**EXERCISE DETAILS:** All records below should be repeated exactly, with the pictures left out.

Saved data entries
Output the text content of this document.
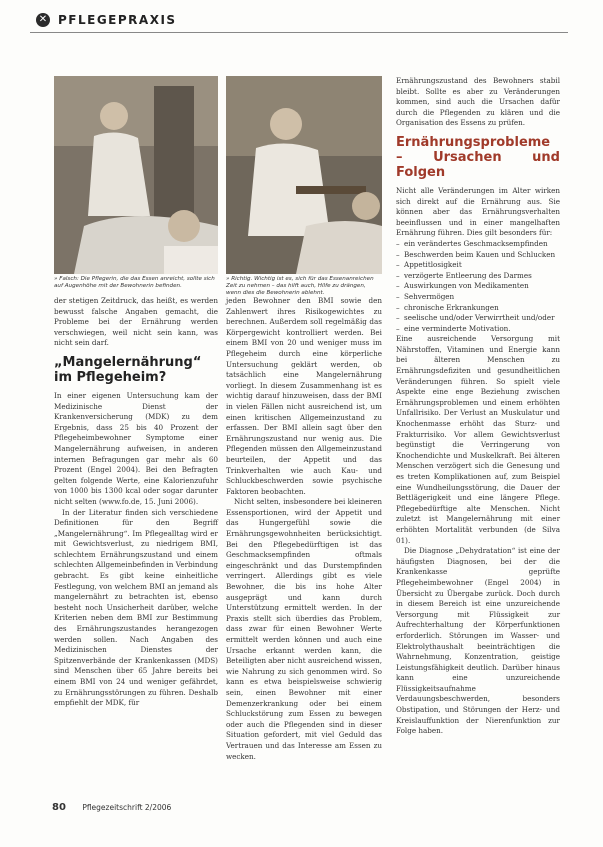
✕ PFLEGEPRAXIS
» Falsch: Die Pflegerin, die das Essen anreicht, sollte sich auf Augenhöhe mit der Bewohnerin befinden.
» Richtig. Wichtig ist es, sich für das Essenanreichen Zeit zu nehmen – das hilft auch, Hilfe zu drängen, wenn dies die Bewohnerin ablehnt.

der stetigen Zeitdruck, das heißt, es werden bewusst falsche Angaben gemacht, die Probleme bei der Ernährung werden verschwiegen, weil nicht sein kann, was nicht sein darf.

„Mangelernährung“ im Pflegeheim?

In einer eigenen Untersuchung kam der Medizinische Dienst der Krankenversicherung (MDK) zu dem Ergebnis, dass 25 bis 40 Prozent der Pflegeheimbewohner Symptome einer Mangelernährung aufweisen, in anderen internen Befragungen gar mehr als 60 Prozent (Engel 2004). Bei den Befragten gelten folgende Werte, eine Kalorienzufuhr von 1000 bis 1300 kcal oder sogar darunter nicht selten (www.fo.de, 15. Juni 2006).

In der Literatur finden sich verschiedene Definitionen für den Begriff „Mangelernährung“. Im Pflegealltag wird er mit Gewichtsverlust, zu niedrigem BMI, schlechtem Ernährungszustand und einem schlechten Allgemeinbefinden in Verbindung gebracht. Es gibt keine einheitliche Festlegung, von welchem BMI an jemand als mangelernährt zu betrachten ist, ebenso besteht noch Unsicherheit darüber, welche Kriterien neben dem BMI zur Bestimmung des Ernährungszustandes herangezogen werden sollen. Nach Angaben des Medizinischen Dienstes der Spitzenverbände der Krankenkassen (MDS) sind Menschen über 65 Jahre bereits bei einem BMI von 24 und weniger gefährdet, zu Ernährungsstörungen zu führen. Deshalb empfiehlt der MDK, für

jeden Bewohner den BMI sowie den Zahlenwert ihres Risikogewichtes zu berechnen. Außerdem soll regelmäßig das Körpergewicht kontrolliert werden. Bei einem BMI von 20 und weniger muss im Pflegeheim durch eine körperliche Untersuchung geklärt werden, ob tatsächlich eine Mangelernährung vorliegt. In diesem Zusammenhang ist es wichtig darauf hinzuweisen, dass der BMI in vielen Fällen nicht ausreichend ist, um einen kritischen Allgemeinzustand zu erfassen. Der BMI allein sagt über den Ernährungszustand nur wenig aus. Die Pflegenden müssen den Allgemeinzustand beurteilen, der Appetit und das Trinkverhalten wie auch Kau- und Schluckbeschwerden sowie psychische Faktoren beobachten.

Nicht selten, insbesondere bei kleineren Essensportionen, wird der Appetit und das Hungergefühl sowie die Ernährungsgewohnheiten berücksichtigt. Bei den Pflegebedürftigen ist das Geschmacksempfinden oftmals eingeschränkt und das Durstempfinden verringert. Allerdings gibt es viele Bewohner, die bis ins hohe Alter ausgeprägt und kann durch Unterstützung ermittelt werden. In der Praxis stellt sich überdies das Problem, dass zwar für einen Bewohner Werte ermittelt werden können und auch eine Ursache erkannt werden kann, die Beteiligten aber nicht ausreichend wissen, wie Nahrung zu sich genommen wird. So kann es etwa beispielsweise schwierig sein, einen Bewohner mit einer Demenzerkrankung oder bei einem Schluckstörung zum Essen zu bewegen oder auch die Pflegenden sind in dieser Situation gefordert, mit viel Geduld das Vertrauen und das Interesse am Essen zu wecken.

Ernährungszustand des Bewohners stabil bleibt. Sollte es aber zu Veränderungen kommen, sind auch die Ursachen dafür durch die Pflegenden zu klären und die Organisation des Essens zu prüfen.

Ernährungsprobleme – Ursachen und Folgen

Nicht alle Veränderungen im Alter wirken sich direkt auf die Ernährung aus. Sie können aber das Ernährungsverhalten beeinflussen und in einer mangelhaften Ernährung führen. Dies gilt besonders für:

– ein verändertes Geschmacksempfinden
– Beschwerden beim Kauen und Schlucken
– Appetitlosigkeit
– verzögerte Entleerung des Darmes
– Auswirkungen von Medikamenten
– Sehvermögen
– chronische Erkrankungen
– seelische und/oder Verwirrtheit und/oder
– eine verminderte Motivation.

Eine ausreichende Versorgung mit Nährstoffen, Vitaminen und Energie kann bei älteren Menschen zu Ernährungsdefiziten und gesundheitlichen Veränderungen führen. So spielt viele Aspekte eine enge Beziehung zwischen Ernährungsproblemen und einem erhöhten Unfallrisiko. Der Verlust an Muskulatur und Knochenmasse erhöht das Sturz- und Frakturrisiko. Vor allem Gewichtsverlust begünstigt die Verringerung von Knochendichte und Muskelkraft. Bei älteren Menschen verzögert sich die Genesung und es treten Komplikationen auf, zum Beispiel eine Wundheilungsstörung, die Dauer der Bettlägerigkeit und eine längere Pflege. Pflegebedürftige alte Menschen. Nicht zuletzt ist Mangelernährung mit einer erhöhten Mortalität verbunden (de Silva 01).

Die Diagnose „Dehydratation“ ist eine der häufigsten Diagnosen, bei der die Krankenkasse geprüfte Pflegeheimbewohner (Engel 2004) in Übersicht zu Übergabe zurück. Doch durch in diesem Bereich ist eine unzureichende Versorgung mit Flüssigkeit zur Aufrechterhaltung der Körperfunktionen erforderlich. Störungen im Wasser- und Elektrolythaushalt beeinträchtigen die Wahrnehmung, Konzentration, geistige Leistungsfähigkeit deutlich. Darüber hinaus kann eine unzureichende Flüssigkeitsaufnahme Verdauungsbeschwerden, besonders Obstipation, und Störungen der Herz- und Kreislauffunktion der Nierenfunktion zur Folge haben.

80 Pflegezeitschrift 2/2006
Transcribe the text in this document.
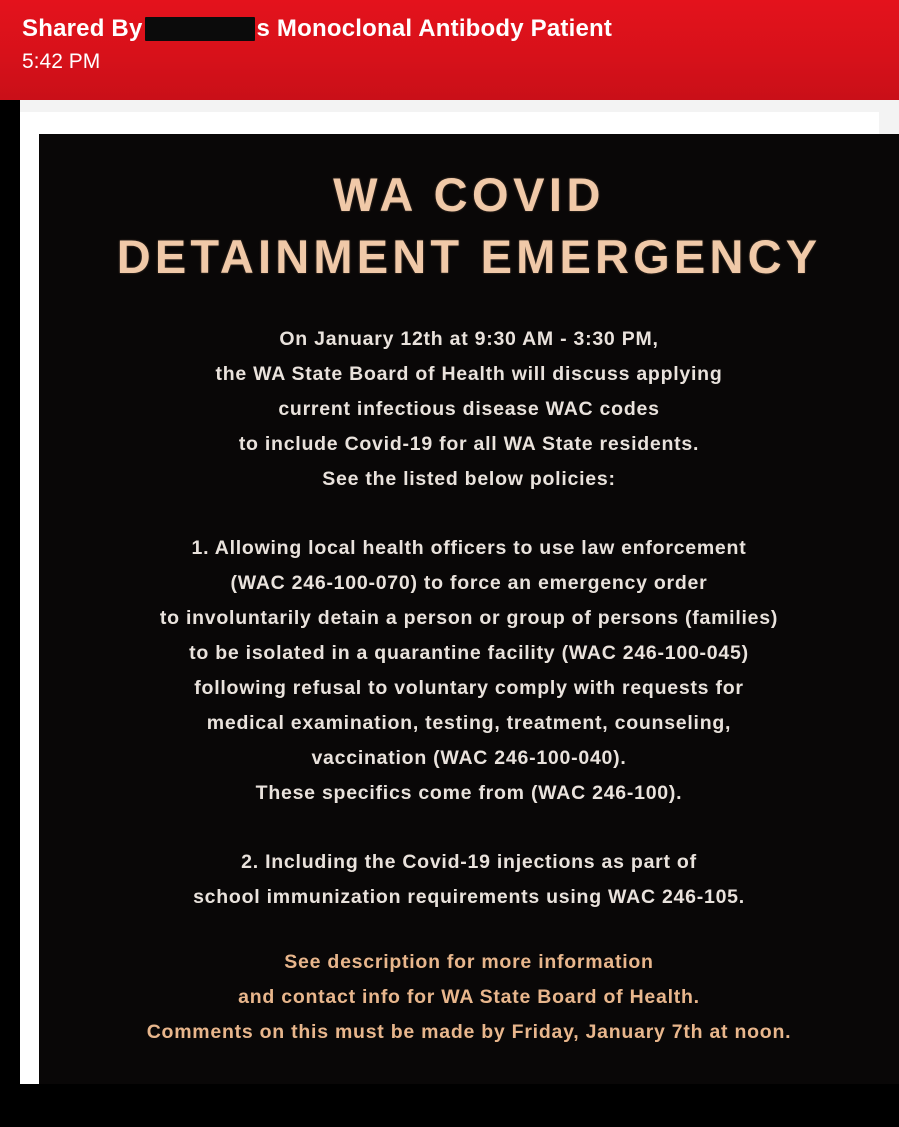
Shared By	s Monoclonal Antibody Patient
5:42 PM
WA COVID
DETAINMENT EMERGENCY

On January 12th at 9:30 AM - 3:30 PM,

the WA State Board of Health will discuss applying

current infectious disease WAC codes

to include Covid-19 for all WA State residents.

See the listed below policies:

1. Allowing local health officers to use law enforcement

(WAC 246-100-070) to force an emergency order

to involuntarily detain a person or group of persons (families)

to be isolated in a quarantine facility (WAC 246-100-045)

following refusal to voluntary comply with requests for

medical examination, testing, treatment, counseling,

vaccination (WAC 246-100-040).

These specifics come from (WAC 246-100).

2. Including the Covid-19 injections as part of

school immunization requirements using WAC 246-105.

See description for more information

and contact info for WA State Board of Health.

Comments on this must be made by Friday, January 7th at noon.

**TASK RESPONSE:**
Output the text content of this document.
✕ PFLEGEPRAXIS
» Falsch: Die Pflegerin, die das Essen anreicht, sollte sich auf Augenhöhe mit der Bewohnerin befinden.
» Richtig. Wichtig ist es, sich für das Essenanreichen Zeit zu nehmen – das hilft auch, Hilfe zu drängen, wenn dies die Bewohnerin ablehnt.

der stetigen Zeitdruck, das heißt, es werden bewusst falsche Angaben gemacht, die Probleme bei der Ernährung werden verschwiegen, weil nicht sein kann, was nicht sein darf.

„Mangelernährung“ im Pflegeheim?

In einer eigenen Untersuchung kam der Medizinische Dienst der Krankenversicherung (MDK) zu dem Ergebnis, dass 25 bis 40 Prozent der Pflegeheimbewohner Symptome einer Mangelernährung aufweisen, in anderen internen Befragungen gar mehr als 60 Prozent (Engel 2004). Bei den Befragten gelten folgende Werte, eine Kalorienzufuhr von 1000 bis 1300 kcal oder sogar darunter nicht selten (www.fo.de, 15. Juni 2006).

In der Literatur finden sich verschiedene Definitionen für den Begriff „Mangelernährung“. Im Pflegealltag wird er mit Gewichtsverlust, zu niedrigem BMI, schlechtem Ernährungszustand und einem schlechten Allgemeinbefinden in Verbindung gebracht. Es gibt keine einheitliche Festlegung, von welchem BMI an jemand als mangelernährt zu betrachten ist, ebenso besteht noch Unsicherheit darüber, welche Kriterien neben dem BMI zur Bestimmung des Ernährungszustandes herangezogen werden sollen. Nach Angaben des Medizinischen Dienstes der Spitzenverbände der Krankenkassen (MDS) sind Menschen über 65 Jahre bereits bei einem BMI von 24 und weniger gefährdet, zu Ernährungsstörungen zu führen. Deshalb empfiehlt der MDK, für

jeden Bewohner den BMI sowie den Zahlenwert ihres Risikogewichtes zu berechnen. Außerdem soll regelmäßig das Körpergewicht kontrolliert werden. Bei einem BMI von 20 und weniger muss im Pflegeheim durch eine körperliche Untersuchung geklärt werden, ob tatsächlich eine Mangelernährung vorliegt. In diesem Zusammenhang ist es wichtig darauf hinzuweisen, dass der BMI in vielen Fällen nicht ausreichend ist, um einen kritischen Allgemeinzustand zu erfassen. Der BMI allein sagt über den Ernährungszustand nur wenig aus. Die Pflegenden müssen den Allgemeinzustand beurteilen, der Appetit und das Trinkverhalten wie auch Kau- und Schluckbeschwerden sowie psychische Faktoren beobachten.

Nicht selten, insbesondere bei kleineren Essensportionen, wird der Appetit und das Hungergefühl sowie die Ernährungsgewohnheiten berücksichtigt. Bei den Pflegebedürftigen ist das Geschmacksempfinden oftmals eingeschränkt und das Durstempfinden verringert. Allerdings gibt es viele Bewohner, die bis ins hohe Alter ausgeprägt und kann durch Unterstützung ermittelt werden. In der Praxis stellt sich überdies das Problem, dass zwar für einen Bewohner Werte ermittelt werden können und auch eine Ursache erkannt werden kann, die Beteiligten aber nicht ausreichend wissen, wie Nahrung zu sich genommen wird. So kann es etwa beispielsweise schwierig sein, einen Bewohner mit einer Demenzerkrankung oder bei einem Schluckstörung zum Essen zu bewegen oder auch die Pflegenden sind in dieser Situation gefordert, mit viel Geduld das Vertrauen und das Interesse am Essen zu wecken.

Ernährungszustand des Bewohners stabil bleibt. Sollte es aber zu Veränderungen kommen, sind auch die Ursachen dafür durch die Pflegenden zu klären und die Organisation des Essens zu prüfen.

Ernährungsprobleme – Ursachen und Folgen

Nicht alle Veränderungen im Alter wirken sich direkt auf die Ernährung aus. Sie können aber das Ernährungsverhalten beeinflussen und in einer mangelhaften Ernährung führen. Dies gilt besonders für:

– ein verändertes Geschmacksempfinden
– Beschwerden beim Kauen und Schlucken
– Appetitlosigkeit
– verzögerte Entleerung des Darmes
– Auswirkungen von Medikamenten
– Sehvermögen
– chronische Erkrankungen
– seelische und/oder Verwirrtheit und/oder
– eine verminderte Motivation.

Eine ausreichende Versorgung mit Nährstoffen, Vitaminen und Energie kann bei älteren Menschen zu Ernährungsdefiziten und gesundheitlichen Veränderungen führen. So spielt viele Aspekte eine enge Beziehung zwischen Ernährungsproblemen und einem erhöhten Unfallrisiko. Der Verlust an Muskulatur und Knochenmasse erhöht das Sturz- und Frakturrisiko. Vor allem Gewichtsverlust begünstigt die Verringerung von Knochendichte und Muskelkraft. Bei älteren Menschen verzögert sich die Genesung und es treten Komplikationen auf, zum Beispiel eine Wundheilungsstörung, die Dauer der Bettlägerigkeit und eine längere Pflege. Pflegebedürftige alte Menschen. Nicht zuletzt ist Mangelernährung mit einer erhöhten Mortalität verbunden (de Silva 01).

Die Diagnose „Dehydratation“ ist eine der häufigsten Diagnosen, bei der die Krankenkasse geprüfte Pflegeheimbewohner (Engel 2004) in Übersicht zu Übergabe zurück. Doch durch in diesem Bereich ist eine unzureichende Versorgung mit Flüssigkeit zur Aufrechterhaltung der Körperfunktionen erforderlich. Störungen im Wasser- und Elektrolythaushalt beeinträchtigen die Wahrnehmung, Konzentration, geistige Leistungsfähigkeit deutlich. Darüber hinaus kann eine unzureichende Flüssigkeitsaufnahme Verdauungsbeschwerden, besonders Obstipation, und Störungen der Herz- und Kreislauffunktion der Nierenfunktion zur Folge haben.

80 Pflegezeitschrift 2/2006
Transcribe the text in this document.
Shared By	s Monoclonal Antibody Patient
5:42 PM
WA COVID
DETAINMENT EMERGENCY

On January 12th at 9:30 AM - 3:30 PM,

the WA State Board of Health will discuss applying

current infectious disease WAC codes

to include Covid-19 for all WA State residents.

See the listed below policies:

1. Allowing local health officers to use law enforcement

(WAC 246-100-070) to force an emergency order

to involuntarily detain a person or group of persons (families)

to be isolated in a quarantine facility (WAC 246-100-045)

following refusal to voluntary comply with requests for

medical examination, testing, treatment, counseling,

vaccination (WAC 246-100-040).

These specifics come from (WAC 246-100).

2. Including the Covid-19 injections as part of

school immunization requirements using WAC 246-105.

See description for more information

and contact info for WA State Board of Health.

Comments on this must be made by Friday, January 7th at noon.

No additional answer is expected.